What needs to be done >> Below are the records; locate each line with the word "Central" and copy it.

Input >>
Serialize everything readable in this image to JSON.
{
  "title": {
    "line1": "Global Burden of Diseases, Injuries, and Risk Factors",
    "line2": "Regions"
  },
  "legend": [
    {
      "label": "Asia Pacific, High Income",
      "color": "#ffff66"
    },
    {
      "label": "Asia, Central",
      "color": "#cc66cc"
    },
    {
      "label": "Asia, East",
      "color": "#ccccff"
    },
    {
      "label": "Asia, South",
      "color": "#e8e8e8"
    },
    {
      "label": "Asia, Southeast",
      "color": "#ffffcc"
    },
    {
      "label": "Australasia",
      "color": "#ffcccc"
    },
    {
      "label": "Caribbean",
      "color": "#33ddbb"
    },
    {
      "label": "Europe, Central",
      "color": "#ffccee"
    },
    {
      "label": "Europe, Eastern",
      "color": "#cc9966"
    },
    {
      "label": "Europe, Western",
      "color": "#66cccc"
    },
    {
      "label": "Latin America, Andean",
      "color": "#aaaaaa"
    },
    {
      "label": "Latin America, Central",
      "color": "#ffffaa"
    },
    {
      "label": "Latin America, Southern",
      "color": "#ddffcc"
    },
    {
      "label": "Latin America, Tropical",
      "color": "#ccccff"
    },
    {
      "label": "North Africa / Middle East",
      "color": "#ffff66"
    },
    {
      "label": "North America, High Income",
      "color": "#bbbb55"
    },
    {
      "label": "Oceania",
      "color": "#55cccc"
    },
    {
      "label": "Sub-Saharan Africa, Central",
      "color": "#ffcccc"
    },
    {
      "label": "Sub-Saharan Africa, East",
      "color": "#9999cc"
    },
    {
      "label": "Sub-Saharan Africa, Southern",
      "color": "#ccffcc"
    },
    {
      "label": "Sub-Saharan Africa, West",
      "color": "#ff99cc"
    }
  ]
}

* * *

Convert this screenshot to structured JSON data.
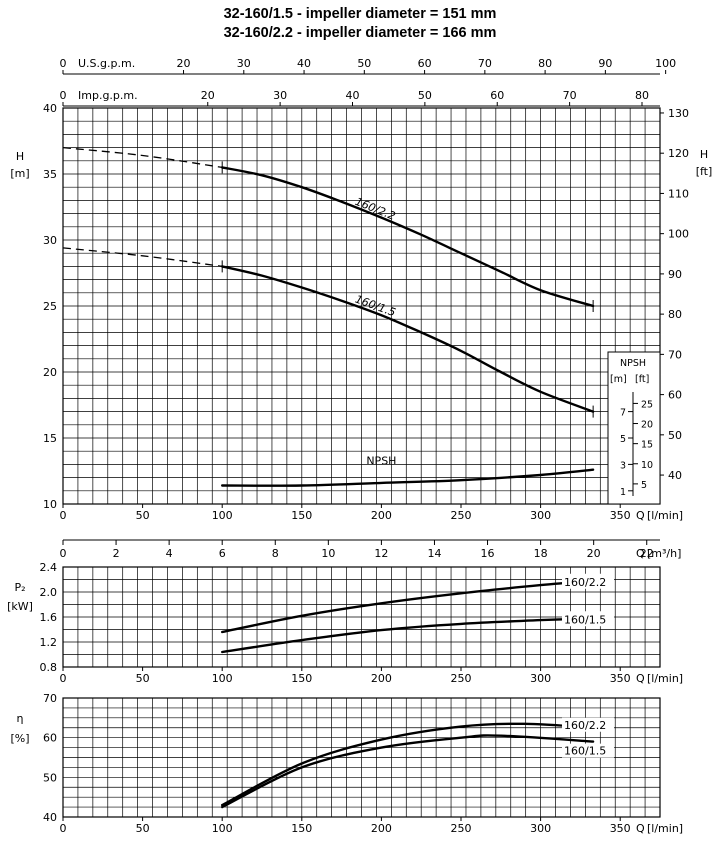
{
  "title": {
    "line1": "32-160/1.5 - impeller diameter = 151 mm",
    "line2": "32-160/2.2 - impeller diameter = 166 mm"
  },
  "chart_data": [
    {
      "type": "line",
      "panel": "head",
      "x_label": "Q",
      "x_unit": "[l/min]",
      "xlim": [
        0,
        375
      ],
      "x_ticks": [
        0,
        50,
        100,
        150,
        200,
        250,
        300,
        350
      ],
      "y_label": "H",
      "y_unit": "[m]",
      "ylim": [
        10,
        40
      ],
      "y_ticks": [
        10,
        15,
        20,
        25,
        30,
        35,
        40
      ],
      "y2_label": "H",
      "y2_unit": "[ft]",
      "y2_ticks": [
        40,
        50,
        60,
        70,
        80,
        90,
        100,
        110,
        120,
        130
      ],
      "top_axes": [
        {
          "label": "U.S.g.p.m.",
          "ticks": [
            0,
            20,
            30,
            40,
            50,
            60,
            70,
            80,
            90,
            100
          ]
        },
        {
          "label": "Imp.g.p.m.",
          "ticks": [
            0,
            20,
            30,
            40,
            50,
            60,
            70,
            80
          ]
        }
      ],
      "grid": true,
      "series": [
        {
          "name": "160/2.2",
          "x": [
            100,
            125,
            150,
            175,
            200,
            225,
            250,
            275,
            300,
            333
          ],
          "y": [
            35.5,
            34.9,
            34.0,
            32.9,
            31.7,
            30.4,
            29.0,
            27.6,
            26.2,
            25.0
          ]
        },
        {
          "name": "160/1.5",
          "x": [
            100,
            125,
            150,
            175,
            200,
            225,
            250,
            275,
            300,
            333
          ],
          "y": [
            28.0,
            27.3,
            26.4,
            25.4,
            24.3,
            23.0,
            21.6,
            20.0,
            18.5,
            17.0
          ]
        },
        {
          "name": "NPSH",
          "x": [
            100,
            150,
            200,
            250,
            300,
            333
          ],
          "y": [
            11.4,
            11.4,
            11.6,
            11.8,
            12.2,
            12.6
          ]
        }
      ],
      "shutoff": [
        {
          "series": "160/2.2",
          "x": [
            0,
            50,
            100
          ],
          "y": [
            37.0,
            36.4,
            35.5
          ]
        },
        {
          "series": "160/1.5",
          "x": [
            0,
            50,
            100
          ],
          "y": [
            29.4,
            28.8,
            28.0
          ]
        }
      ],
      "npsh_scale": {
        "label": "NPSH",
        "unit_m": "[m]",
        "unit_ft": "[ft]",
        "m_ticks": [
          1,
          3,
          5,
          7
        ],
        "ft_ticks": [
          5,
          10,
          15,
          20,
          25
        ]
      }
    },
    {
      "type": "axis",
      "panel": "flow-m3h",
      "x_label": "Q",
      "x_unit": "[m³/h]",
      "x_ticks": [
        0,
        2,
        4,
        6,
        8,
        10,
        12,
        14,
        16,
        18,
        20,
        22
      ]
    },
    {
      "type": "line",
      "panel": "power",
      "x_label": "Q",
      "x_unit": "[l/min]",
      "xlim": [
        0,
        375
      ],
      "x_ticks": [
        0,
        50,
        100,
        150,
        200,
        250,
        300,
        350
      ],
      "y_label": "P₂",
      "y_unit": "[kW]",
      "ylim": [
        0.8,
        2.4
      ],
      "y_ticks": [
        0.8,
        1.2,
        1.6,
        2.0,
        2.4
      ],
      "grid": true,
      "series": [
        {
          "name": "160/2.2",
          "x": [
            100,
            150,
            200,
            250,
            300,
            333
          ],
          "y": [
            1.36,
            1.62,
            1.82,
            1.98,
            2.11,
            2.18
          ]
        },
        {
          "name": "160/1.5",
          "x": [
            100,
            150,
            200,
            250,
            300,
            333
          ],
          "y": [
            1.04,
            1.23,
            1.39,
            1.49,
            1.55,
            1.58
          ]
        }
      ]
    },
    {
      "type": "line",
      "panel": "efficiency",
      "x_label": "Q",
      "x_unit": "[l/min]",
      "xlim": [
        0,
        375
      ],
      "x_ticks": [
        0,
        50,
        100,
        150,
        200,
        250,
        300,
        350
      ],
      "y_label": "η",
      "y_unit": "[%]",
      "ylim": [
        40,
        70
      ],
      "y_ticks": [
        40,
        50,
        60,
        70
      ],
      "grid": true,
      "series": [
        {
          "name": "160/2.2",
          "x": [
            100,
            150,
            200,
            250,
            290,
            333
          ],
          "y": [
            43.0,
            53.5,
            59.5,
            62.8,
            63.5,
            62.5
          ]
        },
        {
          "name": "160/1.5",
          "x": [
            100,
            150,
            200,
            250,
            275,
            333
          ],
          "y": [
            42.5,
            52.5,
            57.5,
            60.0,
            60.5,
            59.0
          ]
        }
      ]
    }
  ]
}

Solution to this exercise >>
      "label": "Asia, Central",
      "label": "Europe, Central",
      "label": "Latin America, Central",
      "label": "Sub-Saharan Africa, Central",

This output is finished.